• [Data entries]:

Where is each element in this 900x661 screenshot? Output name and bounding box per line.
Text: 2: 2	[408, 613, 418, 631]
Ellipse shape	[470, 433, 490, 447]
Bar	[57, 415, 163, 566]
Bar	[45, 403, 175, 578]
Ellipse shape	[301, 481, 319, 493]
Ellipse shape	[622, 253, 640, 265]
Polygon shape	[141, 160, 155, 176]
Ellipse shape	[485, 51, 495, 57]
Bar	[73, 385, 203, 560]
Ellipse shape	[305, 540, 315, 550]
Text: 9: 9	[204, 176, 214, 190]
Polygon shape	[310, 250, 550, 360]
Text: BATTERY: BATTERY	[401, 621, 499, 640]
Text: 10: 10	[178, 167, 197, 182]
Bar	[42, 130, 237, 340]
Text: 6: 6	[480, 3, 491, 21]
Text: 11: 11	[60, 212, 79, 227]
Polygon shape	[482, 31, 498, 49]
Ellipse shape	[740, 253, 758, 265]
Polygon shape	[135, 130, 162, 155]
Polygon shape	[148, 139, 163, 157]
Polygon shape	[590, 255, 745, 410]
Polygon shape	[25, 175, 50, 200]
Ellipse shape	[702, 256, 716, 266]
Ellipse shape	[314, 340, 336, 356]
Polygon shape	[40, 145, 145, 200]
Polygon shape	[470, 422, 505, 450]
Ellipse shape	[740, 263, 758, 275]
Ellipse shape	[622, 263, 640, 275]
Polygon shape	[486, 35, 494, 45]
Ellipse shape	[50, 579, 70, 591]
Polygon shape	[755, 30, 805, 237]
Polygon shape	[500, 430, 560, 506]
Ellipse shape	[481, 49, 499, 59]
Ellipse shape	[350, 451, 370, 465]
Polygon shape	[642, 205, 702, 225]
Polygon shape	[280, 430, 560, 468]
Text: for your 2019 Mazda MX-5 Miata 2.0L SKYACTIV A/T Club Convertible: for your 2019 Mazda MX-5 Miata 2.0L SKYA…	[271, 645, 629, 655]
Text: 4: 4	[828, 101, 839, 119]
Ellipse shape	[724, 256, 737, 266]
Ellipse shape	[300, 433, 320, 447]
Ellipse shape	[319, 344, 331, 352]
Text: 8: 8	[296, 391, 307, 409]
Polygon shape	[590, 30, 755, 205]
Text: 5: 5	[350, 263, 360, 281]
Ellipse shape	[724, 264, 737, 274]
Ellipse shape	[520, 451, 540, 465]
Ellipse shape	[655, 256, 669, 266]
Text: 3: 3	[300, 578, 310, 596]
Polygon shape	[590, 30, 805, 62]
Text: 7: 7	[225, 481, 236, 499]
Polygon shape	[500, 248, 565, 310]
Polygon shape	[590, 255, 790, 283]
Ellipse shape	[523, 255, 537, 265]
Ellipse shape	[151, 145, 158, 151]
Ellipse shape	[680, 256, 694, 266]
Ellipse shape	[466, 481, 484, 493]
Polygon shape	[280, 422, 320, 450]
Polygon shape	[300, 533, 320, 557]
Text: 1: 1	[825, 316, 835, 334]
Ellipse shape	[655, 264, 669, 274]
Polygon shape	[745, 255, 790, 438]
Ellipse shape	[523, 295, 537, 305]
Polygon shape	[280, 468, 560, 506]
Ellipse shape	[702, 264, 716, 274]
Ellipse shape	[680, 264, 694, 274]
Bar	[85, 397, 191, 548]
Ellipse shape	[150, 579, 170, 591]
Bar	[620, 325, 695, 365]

• [Request]:
Return every one of the rows above, character for character, with nothing added or left out.

• [Written solution]:
Where is each element in this 900x661 screenshot? Output name and bounding box per line.
Text: 2: 2	[408, 613, 418, 631]
Ellipse shape	[470, 433, 490, 447]
Bar	[57, 415, 163, 566]
Bar	[45, 403, 175, 578]
Ellipse shape	[301, 481, 319, 493]
Ellipse shape	[622, 253, 640, 265]
Polygon shape	[141, 160, 155, 176]
Ellipse shape	[485, 51, 495, 57]
Bar	[73, 385, 203, 560]
Ellipse shape	[305, 540, 315, 550]
Text: 9: 9	[204, 176, 214, 190]
Polygon shape	[310, 250, 550, 360]
Text: BATTERY: BATTERY	[401, 621, 499, 640]
Text: 10: 10	[178, 167, 197, 182]
Bar	[42, 130, 237, 340]
Text: 6: 6	[480, 3, 491, 21]
Text: 11: 11	[60, 212, 79, 227]
Polygon shape	[482, 31, 498, 49]
Ellipse shape	[740, 253, 758, 265]
Polygon shape	[135, 130, 162, 155]
Polygon shape	[148, 139, 163, 157]
Polygon shape	[590, 255, 745, 410]
Polygon shape	[25, 175, 50, 200]
Ellipse shape	[702, 256, 716, 266]
Ellipse shape	[314, 340, 336, 356]
Polygon shape	[40, 145, 145, 200]
Polygon shape	[470, 422, 505, 450]
Ellipse shape	[740, 263, 758, 275]
Ellipse shape	[622, 263, 640, 275]
Polygon shape	[486, 35, 494, 45]
Ellipse shape	[50, 579, 70, 591]
Polygon shape	[755, 30, 805, 237]
Polygon shape	[500, 430, 560, 506]
Ellipse shape	[481, 49, 499, 59]
Ellipse shape	[350, 451, 370, 465]
Polygon shape	[642, 205, 702, 225]
Polygon shape	[280, 430, 560, 468]
Text: for your 2019 Mazda MX-5 Miata 2.0L SKYACTIV A/T Club Convertible: for your 2019 Mazda MX-5 Miata 2.0L SKYA…	[271, 645, 629, 655]
Text: 4: 4	[828, 101, 839, 119]
Ellipse shape	[724, 256, 737, 266]
Ellipse shape	[300, 433, 320, 447]
Ellipse shape	[319, 344, 331, 352]
Text: 8: 8	[296, 391, 307, 409]
Polygon shape	[590, 30, 755, 205]
Text: 5: 5	[350, 263, 360, 281]
Ellipse shape	[724, 264, 737, 274]
Ellipse shape	[520, 451, 540, 465]
Ellipse shape	[655, 256, 669, 266]
Text: 3: 3	[300, 578, 310, 596]
Polygon shape	[590, 30, 805, 62]
Text: 7: 7	[225, 481, 236, 499]
Polygon shape	[500, 248, 565, 310]
Polygon shape	[590, 255, 790, 283]
Ellipse shape	[523, 255, 537, 265]
Ellipse shape	[151, 145, 158, 151]
Ellipse shape	[680, 256, 694, 266]
Ellipse shape	[466, 481, 484, 493]
Polygon shape	[280, 422, 320, 450]
Polygon shape	[300, 533, 320, 557]
Text: 1: 1	[825, 316, 835, 334]
Ellipse shape	[655, 264, 669, 274]
Polygon shape	[745, 255, 790, 438]
Ellipse shape	[523, 295, 537, 305]
Polygon shape	[280, 468, 560, 506]
Ellipse shape	[702, 264, 716, 274]
Ellipse shape	[680, 264, 694, 274]
Bar	[85, 397, 191, 548]
Ellipse shape	[150, 579, 170, 591]
Bar	[620, 325, 695, 365]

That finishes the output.